#### Exercise task
Each record is to be transcribed exactly.

>> START Task inputs

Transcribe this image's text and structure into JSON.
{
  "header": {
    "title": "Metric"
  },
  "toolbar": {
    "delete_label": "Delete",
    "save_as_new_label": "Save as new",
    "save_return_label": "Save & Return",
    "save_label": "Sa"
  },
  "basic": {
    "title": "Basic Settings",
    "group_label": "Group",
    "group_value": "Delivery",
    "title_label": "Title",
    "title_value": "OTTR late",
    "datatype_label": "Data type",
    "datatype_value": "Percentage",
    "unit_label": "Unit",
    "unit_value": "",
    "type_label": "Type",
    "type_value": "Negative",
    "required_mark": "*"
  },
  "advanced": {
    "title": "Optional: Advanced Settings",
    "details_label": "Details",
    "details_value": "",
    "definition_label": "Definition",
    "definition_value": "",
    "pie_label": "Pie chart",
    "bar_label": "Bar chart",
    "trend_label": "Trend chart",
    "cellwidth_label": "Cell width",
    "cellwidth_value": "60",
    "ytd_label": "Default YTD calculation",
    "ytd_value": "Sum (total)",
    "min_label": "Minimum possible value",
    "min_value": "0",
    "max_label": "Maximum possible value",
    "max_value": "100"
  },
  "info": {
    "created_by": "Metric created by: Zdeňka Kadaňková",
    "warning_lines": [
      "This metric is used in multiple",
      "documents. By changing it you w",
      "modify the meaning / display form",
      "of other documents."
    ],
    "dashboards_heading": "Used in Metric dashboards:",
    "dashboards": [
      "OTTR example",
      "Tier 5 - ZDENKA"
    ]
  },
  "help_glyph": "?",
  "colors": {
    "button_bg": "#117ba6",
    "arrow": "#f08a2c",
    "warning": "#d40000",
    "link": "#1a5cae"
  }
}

>> END Task inputs

#### Exercise solution
Transcribe this image's text and structure into JSON.
{
  "header": {
    "title": "Metric"
  },
  "toolbar": {
    "delete_label": "Delete",
    "save_as_new_label": "Save as new",
    "save_return_label": "Save & Return",
    "save_label": "Sa"
  },
  "basic": {
    "title": "Basic Settings",
    "group_label": "Group",
    "group_value": "Delivery",
    "title_label": "Title",
    "title_value": "OTTR late",
    "datatype_label": "Data type",
    "datatype_value": "Percentage",
    "unit_label": "Unit",
    "unit_value": "",
    "type_label": "Type",
    "type_value": "Negative",
    "required_mark": "*"
  },
  "advanced": {
    "title": "Optional: Advanced Settings",
    "details_label": "Details",
    "details_value": "",
    "definition_label": "Definition",
    "definition_value": "",
    "pie_label": "Pie chart",
    "bar_label": "Bar chart",
    "trend_label": "Trend chart",
    "cellwidth_label": "Cell width",
    "cellwidth_value": "60",
    "ytd_label": "Default YTD calculation",
    "ytd_value": "Sum (total)",
    "min_label": "Minimum possible value",
    "min_value": "0",
    "max_label": "Maximum possible value",
    "max_value": "100"
  },
  "info": {
    "created_by": "Metric created by: Zdeňka Kadaňková",
    "warning_lines": [
      "This metric is used in multiple",
      "documents. By changing it you w",
      "modify the meaning / display form",
      "of other documents."
    ],
    "dashboards_heading": "Used in Metric dashboards:",
    "dashboards": [
      "OTTR example",
      "Tier 5 - ZDENKA"
    ]
  },
  "help_glyph": "?",
  "colors": {
    "button_bg": "#117ba6",
    "arrow": "#f08a2c",
    "warning": "#d40000",
    "link": "#1a5cae"
  }
}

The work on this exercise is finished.